### TAREA A REALIZAR
Prosigue el pasaje sobre la escritura de Los jardines de la luna a partir de su última oración.

### PASAJE SUMINISTRADO
Al escribir Los jardines, pronto descubrí que el tema de los antecedentes iba a ser un problema, no importa hasta donde me remontase. Y me di cuenta de que a menos que se lo diese todo mascado a mis lectores (algo que me negaba a hacer, dado cuánto había criticado a los autores de fantasía épica por tratarnos a los lectores como si fuésemos idiotas), a menos que simplificase, a menos que me limitase a seguir el camino bien trillado que las novelas existentes habían seguido ya, iba a dejar a los lectores bastante confusos. Y no solo a los lectores, también a los editores, a las editoriales, a los agentes…

Pero ¿sabes qué? Como lector y como fan, nunca me molestó sentirme algo confuso (al menos durante un rato, y en otras ocasiones, incluso durante bastante tiempo). Mientras hubiese otras cosas que me mantuviesen interesado, genial. No olvides que reverenciaba a Dennis Potter. Era fan de Los nombres de DeLillo y de El péndulo de Foucault, de Eco. El lector que yo tenía en mente podía cargar, y lo haría gustosamente, con el peso extra, las preguntas sin respuesta inmediata, los misterios, las alianzas inciertas.

La Historia lo ha demostrado, creo. O los lectores renuncian a la altura más o menos del primer tercio de LOS JARDINES DE LA LUNA, o siguen metidos en esto hasta hoy, siete, casi ocho, libros más tarde.

Me han preguntado si cambiaría algo, en retrospectiva. Y, honestamente, no sé qué responder a eso. Bueno, hay elementos de estilo que cambiaría aquí y allí, pero… fundamentalmente no estoy muy seguro de qué otra cosa podría haber hecho. No soy ni seré nunca un escritor que se contente con dar un planteamiento que tenga como única función poner al lector en antecedentes, hablarle de Historia o lo que sea. Si mi planteamiento no tiene una función múltiple, y digo múltiple de verdad, entonces no estoy satisfecho. Resulta que cuantas más funciones tenga, más complicado será, y será también más probable que poco a poco vaya desviándose, y que, como en un truco de prestidigitación, aunque posiblemente estén ahí, todos los antecedentes terminen enterrados muy, muy profundo.

La escritura fue rápida, pero también fue, extrañamente y de algún modo que aún no alcanzo a entender, una escritura densa. Los jardines te invita a leer a un ritmo vertiginoso. El autor te aconseja que no sucumbas a la tentación.

### Datos de disposición espacial
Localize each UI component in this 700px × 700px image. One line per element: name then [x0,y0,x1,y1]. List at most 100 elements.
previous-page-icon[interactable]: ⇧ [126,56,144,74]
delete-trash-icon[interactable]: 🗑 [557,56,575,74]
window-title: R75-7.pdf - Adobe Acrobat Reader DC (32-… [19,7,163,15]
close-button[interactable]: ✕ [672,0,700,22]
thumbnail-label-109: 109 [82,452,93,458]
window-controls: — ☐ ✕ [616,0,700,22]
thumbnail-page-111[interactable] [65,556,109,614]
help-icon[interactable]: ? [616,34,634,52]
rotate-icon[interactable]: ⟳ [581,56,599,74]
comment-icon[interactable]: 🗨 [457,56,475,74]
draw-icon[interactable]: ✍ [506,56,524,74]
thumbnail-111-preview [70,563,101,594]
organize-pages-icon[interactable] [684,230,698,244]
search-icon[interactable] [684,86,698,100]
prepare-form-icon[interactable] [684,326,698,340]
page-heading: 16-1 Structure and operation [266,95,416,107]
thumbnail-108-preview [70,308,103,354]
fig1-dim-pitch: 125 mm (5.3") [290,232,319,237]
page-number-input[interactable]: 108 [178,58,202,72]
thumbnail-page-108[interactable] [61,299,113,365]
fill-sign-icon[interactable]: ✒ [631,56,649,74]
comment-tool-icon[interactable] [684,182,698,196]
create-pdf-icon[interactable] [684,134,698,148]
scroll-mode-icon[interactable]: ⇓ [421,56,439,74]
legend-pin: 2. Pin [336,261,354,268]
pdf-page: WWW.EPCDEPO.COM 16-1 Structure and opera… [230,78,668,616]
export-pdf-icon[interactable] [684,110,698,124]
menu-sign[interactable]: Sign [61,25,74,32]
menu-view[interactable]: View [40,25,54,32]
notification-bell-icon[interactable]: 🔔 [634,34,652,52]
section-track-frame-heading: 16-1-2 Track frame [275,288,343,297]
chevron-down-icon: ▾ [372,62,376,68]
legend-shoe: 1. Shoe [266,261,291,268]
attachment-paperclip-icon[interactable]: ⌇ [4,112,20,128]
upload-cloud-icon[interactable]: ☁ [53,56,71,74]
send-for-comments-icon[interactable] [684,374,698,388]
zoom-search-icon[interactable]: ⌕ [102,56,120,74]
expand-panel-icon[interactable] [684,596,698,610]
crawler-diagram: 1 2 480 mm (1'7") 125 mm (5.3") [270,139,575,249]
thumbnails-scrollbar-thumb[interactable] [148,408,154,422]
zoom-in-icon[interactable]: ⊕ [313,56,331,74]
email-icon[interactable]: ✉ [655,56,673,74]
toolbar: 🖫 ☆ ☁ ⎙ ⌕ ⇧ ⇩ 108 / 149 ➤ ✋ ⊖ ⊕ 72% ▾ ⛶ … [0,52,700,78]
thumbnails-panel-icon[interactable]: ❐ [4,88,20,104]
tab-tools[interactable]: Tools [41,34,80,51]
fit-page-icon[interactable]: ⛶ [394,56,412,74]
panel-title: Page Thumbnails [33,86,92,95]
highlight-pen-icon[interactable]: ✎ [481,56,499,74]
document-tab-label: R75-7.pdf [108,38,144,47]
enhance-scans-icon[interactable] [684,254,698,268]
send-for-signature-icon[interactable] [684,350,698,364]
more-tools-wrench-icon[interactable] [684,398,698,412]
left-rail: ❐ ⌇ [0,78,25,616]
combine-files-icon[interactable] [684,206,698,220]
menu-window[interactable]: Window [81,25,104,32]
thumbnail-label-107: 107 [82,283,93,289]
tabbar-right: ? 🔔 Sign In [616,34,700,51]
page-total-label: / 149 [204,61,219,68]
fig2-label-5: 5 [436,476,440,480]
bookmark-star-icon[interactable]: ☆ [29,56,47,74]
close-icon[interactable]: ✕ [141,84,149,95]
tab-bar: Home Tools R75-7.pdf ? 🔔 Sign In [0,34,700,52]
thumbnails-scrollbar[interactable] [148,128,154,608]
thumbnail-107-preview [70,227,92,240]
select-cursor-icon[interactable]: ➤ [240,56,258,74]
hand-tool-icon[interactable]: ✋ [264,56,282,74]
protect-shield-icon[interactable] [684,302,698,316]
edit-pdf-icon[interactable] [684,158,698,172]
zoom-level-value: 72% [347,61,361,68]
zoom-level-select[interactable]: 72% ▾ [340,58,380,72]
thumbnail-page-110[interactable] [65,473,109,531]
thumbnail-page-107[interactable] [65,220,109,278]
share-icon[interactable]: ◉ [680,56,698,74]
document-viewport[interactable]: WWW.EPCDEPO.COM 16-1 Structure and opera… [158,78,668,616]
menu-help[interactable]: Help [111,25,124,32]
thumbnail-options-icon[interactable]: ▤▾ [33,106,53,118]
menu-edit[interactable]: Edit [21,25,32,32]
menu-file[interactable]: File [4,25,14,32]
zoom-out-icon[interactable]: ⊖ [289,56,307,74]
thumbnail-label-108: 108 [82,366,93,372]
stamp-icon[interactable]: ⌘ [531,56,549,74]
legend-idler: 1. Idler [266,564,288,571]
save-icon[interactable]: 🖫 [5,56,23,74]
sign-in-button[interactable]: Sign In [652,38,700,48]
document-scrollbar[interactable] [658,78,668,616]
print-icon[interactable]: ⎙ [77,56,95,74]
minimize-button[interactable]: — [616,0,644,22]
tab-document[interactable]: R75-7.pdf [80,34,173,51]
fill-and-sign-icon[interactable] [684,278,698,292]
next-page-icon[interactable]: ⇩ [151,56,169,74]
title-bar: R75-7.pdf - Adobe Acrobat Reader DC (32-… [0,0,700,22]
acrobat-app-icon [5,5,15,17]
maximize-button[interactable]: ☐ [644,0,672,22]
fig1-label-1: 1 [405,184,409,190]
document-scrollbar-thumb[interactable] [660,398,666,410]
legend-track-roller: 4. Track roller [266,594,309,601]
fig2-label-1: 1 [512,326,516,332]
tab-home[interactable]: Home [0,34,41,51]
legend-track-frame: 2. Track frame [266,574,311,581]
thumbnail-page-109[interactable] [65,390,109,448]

### RESULTADO DE LA TAREA
Aquí estamos, diez años después. ¿Debería disculparme por semejante invitación bipolar? ¿Hasta dónde me puse yo mismo la zancadilla con el tipo de presentación del mundo malazano que hice en LOS JARDINES DE LA LUNA? Y ¿me ha puesto esta novela en la cuerda floja? Quizá. Y a veces, en medio de la noche, me pregunto: ¿qué habría pasado si hubiese cogido el cucharón de madera y le hubiera hecho tragar todo esto al lector a la fuerza, como muchos (y muy exitosos) escritores de fantasía hacen y han hecho? ¿Vería ahora mi nombre en las listas de los más vendidos? Un momento, ¿estoy sugiriendo que esos escritores de fantasía superpopulares han llegado al éxito a base de limitarse a escribir algo a medida de los lectores? En absoluto. Bueno, no todos. Pero claro, míralo desde mi punto de vista. Me costó ocho años y mudarme a Reino Unido que publicaran LOS JARDINES DE LA LUNA. El contrato en Estados Unidos tardó cuatro años más en terminar de cuajar. ¿La queja? «Demasiado complicado, demasiados personajes. Demasiado… ambicioso».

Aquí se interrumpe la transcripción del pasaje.